╭─ Raw records

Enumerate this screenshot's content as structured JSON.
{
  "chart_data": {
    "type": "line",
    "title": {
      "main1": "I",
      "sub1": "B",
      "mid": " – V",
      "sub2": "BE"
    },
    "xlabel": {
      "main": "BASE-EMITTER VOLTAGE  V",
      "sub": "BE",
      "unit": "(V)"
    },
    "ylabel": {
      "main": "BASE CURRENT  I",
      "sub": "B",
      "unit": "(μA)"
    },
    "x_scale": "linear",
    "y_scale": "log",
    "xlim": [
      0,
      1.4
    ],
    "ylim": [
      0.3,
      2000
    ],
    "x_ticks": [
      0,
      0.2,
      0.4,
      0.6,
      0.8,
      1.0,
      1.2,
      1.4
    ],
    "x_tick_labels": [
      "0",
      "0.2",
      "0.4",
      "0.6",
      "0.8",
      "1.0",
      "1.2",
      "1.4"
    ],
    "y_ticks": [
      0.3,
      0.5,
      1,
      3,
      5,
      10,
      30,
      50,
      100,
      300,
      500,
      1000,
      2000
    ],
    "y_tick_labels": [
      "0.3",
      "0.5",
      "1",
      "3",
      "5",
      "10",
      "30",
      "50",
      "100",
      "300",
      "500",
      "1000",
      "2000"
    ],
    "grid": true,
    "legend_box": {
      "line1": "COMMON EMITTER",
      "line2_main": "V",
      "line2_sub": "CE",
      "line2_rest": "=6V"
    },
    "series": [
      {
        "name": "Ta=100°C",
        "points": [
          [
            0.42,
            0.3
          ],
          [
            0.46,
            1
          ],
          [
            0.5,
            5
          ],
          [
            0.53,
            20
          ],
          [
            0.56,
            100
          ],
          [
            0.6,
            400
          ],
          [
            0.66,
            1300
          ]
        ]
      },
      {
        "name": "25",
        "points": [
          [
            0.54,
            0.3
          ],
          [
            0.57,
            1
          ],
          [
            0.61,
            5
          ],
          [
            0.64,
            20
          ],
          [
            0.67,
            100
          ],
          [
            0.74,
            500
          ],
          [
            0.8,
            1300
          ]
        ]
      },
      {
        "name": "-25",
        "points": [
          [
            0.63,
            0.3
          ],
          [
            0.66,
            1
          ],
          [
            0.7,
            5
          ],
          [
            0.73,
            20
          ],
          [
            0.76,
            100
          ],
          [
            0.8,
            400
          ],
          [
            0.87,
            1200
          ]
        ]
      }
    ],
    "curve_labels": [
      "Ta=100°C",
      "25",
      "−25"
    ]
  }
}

╰─

— Instruction —
Return only the count of lines in the records that hold the word "EMITTER".

— Task response —
2